Segment Start: EXERCISE PASSAGE

From the Sustainable to the Flexible to the Edible, We Explore the Possibilities of 3-D Printing
Additive manufacturing--more commonly known as 3-D printing--is not just for geeks anymore. A variety of options are making this process accessible to everyone, and what can be created has gone way beyond plastic tchotchkes. Whether sustainable, flexible or edible, made of ceramic, metal, fabric or sugar, products made using the technology open up countless opportunities for designers and new types of businesses. It's easier than ever to get your product from idea to finished item, or to promote your business with a uniquely branded object you've created yourself.
CeraJet printer from Rock Hill
3-D printing with fluidity
New materials like bioFila from German company twoBEars can be used in standard 3-D printers to create products with cloth-like textures that are made from sustainable sources.

Segment End: EXERCISE PASSAGE

> **EXERCISE SET**:
• a. Return the part of the 3-D printing article between "From the Sustainable" and "you've created yourself.", inclusive.
• b. Name each material that the 3-D printing article lists right after the words "made of".
• c. Carry on writing the 3-D printing article from its last sentence.

Segment Start: INFORMATION

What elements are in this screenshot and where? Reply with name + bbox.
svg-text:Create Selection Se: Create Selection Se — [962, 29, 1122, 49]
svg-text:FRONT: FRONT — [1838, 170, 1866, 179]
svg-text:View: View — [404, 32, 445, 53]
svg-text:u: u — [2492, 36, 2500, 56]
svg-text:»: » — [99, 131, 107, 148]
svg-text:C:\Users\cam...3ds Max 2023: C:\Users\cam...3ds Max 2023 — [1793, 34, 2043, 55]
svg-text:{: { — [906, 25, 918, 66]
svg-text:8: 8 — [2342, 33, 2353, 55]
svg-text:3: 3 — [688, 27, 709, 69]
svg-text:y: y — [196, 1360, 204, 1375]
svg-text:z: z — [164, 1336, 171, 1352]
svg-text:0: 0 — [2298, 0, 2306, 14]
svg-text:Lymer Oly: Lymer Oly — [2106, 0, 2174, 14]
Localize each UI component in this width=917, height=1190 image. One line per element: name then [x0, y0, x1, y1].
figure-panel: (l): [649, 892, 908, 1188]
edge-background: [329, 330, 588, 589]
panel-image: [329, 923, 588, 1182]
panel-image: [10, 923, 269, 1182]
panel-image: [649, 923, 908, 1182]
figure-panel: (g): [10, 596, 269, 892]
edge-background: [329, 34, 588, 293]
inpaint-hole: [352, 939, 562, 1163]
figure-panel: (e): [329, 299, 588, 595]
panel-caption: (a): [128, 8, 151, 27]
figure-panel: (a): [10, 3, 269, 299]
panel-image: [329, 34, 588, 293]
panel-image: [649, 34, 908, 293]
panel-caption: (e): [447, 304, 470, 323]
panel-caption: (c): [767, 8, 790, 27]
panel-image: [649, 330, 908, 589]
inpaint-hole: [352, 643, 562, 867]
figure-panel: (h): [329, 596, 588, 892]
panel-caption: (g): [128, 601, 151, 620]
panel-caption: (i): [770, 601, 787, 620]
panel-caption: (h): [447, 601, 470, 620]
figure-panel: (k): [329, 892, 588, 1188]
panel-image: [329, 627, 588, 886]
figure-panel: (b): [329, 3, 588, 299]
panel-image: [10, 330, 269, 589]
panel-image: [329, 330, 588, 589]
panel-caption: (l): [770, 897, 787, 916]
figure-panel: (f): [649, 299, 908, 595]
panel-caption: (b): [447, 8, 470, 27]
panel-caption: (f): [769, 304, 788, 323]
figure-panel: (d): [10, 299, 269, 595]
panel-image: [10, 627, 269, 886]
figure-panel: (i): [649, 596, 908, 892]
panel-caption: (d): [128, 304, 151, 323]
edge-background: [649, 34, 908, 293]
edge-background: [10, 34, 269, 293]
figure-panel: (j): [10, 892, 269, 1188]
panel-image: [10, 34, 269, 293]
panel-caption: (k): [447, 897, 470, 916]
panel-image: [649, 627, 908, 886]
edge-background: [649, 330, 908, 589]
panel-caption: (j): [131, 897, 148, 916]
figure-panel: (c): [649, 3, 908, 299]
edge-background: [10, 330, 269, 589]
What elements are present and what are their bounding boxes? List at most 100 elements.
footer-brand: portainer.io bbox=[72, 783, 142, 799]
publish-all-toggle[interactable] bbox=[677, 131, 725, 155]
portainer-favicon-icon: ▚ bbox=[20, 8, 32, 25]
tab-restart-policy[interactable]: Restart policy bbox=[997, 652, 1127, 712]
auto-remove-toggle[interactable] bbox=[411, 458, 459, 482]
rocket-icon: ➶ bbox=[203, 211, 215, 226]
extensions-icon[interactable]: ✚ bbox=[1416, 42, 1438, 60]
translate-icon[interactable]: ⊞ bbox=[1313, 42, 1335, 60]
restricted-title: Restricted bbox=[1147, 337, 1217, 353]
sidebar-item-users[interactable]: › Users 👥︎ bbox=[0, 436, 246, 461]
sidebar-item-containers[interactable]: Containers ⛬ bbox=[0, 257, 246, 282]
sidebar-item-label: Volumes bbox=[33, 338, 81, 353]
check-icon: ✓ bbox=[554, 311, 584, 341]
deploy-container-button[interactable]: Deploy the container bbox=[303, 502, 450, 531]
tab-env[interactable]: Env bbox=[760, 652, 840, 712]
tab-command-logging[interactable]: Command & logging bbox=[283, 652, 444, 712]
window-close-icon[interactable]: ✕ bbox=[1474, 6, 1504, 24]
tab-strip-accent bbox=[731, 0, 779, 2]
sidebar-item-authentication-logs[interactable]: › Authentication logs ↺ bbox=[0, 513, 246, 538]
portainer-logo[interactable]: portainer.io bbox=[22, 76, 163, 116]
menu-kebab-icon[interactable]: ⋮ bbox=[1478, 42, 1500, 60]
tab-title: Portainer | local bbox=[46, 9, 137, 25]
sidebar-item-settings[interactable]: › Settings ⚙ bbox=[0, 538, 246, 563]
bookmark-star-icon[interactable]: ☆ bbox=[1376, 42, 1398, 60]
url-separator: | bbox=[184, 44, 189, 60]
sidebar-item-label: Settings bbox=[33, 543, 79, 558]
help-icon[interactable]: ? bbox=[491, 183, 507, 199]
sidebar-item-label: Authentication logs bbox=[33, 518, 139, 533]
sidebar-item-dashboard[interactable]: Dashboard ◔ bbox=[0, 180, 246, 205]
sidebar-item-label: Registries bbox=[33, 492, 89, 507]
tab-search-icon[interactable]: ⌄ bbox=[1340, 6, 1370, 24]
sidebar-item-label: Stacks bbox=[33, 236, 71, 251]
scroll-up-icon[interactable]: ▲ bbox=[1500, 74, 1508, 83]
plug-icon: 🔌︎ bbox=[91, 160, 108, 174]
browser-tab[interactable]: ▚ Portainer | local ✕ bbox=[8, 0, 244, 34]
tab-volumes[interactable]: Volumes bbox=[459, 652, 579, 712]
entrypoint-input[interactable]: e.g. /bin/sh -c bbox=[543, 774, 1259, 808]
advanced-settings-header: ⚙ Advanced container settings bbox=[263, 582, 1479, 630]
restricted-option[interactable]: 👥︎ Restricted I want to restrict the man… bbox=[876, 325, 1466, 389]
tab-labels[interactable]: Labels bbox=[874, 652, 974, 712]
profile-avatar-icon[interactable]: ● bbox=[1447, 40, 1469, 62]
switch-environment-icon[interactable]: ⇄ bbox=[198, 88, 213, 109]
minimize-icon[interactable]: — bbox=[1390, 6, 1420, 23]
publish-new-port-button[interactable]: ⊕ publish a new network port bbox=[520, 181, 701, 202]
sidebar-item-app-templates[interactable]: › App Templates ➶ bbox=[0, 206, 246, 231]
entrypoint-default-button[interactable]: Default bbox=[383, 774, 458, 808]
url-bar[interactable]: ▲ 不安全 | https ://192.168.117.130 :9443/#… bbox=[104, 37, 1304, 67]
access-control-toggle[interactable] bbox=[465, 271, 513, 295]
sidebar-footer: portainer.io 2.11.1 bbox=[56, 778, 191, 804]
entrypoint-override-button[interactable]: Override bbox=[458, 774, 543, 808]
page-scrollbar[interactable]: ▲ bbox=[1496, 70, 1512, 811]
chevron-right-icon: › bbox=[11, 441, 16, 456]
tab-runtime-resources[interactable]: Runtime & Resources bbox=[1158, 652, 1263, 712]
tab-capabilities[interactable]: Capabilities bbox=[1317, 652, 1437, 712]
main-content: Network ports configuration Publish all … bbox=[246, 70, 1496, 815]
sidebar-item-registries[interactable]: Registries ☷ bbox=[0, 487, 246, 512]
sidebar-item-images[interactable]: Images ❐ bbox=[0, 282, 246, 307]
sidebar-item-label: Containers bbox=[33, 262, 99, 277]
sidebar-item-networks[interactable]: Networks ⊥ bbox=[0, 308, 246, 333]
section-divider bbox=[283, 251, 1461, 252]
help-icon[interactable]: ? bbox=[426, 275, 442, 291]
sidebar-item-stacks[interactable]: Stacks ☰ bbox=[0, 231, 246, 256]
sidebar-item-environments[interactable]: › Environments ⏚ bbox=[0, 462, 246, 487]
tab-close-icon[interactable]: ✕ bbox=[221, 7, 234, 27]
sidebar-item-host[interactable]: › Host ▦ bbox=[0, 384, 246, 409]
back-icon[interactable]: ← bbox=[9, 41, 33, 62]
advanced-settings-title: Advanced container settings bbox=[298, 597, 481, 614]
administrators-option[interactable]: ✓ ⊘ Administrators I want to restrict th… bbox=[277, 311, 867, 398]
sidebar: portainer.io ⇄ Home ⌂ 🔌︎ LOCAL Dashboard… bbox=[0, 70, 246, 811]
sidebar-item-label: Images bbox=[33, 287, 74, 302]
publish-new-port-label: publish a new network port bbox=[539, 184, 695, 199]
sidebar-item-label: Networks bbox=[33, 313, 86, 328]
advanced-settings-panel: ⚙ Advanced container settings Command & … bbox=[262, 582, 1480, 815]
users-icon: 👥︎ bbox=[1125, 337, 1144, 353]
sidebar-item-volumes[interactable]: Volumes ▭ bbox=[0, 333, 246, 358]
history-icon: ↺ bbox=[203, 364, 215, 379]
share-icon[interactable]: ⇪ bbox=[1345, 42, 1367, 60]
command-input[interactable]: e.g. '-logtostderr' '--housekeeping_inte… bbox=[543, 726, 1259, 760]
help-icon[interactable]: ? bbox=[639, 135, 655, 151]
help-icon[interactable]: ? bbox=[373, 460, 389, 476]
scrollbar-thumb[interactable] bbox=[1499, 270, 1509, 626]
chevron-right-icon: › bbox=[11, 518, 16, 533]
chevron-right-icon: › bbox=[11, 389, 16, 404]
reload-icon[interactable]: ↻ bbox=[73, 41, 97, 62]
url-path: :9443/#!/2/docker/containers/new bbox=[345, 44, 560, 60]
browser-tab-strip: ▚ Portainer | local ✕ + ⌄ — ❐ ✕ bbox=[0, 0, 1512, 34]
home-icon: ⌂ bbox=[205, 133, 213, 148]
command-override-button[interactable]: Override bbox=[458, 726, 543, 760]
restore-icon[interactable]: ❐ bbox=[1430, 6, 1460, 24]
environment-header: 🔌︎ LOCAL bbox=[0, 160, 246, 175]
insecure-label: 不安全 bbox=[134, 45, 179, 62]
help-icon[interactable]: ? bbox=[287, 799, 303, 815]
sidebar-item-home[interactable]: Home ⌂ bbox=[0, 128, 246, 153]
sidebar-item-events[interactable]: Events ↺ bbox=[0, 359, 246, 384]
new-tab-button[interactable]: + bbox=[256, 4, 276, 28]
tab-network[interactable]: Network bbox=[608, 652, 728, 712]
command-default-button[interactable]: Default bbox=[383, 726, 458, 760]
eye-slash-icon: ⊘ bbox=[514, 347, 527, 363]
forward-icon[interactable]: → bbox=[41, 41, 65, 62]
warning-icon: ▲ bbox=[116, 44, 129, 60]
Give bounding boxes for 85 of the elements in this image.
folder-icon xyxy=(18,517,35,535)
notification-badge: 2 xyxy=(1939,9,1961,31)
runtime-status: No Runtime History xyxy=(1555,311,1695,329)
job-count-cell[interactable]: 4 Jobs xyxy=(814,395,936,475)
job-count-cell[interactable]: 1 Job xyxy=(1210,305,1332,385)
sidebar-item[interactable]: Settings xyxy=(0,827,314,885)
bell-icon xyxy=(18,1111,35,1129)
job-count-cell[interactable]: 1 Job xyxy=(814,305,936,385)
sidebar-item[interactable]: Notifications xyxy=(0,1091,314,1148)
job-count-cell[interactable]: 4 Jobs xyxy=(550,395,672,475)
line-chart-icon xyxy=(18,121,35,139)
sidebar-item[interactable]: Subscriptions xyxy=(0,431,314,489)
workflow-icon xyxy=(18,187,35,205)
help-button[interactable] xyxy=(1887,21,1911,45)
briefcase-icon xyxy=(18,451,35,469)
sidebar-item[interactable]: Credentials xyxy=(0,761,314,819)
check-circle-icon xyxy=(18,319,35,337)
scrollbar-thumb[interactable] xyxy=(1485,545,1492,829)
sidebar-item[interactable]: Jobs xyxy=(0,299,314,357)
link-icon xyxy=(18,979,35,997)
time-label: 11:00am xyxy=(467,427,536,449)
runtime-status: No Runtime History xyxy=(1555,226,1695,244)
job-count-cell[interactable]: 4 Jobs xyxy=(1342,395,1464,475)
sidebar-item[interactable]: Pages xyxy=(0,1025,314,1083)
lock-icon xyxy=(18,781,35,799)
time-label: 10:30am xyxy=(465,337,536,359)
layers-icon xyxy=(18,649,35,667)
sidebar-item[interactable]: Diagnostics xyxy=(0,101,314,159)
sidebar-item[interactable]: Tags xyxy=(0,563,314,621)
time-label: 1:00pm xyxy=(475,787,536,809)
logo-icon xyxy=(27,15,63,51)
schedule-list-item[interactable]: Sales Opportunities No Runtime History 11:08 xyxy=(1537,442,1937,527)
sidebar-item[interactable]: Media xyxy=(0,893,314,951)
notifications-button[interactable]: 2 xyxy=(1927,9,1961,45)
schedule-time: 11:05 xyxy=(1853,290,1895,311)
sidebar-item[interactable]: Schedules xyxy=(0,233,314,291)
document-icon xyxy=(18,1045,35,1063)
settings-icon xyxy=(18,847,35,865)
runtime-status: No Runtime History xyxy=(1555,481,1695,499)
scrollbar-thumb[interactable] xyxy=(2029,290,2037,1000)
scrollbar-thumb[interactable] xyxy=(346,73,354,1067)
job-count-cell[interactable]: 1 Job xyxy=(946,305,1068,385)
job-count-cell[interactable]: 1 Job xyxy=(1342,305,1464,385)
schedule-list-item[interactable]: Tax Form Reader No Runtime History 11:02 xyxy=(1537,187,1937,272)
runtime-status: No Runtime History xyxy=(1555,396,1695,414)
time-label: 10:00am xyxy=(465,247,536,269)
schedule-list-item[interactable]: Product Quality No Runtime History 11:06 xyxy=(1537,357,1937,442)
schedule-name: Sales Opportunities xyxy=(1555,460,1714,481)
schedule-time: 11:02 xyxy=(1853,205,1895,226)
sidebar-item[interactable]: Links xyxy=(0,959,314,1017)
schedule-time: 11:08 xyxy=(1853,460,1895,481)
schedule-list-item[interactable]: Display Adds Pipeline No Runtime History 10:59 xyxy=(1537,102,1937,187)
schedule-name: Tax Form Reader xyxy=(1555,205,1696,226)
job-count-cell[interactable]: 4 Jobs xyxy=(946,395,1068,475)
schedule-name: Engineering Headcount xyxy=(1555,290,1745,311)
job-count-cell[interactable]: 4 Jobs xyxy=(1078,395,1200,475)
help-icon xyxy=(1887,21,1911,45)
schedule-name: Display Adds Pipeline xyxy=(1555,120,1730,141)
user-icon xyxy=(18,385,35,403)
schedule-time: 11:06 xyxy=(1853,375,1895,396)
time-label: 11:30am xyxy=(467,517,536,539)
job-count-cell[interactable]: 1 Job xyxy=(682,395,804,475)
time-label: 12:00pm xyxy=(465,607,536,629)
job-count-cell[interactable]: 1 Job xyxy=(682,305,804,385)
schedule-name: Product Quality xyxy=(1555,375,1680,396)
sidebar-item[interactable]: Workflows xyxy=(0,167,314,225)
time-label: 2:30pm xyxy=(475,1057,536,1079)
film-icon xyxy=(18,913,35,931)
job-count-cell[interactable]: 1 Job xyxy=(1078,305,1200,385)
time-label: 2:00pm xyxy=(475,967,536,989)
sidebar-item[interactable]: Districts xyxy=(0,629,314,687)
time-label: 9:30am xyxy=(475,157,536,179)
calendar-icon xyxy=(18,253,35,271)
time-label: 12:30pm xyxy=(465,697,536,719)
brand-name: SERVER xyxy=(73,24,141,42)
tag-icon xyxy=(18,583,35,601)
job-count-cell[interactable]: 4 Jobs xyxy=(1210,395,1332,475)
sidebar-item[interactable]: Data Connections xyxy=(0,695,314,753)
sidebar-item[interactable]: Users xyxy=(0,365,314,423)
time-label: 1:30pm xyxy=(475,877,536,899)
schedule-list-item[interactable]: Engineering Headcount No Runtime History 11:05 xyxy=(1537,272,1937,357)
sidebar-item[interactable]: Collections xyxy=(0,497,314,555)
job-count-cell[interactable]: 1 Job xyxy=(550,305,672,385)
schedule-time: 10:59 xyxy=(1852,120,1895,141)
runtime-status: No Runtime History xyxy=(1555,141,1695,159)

Segment End: INFORMATION

> **ANSWERS**:
• a.
From the Sustainable to the Flexible to the Edible, We Explore the Possibilities of 3-D Printing
Additive manufacturing--more commonly known as 3-D printing--is not just for geeks anymore. A variety of options are making this process accessible to everyone, and what can be created has gone way beyond plastic tchotchkes. Whether sustainable, flexible or edible, made of ceramic, metal, fabric or sugar, products made using the technology open up countless opportunities for designers and new types of businesses. It's easier than ever to get your product from idea to finished item, or to promote your business with a uniquely branded object you've created yourself.

• b. ceramic, metal, fabric, sugar

• c.
Thingiverse's Zigzag vase was printed with bioFila linen; a lampshade was printed with bioFila silk.
3-D printers are invading the kitchen
3D Systems' Cubify
If you simply want a taste, 3D Systems' Cubify marketplace is selling printed products such as rainbow-colored, apple-flavored sour candies in an array of complicated shapes.
This technology has already had business applications; Ford used a ChefJet prototype to print limited-edition chocolate cars to promote the launch of the 2015 Mustang.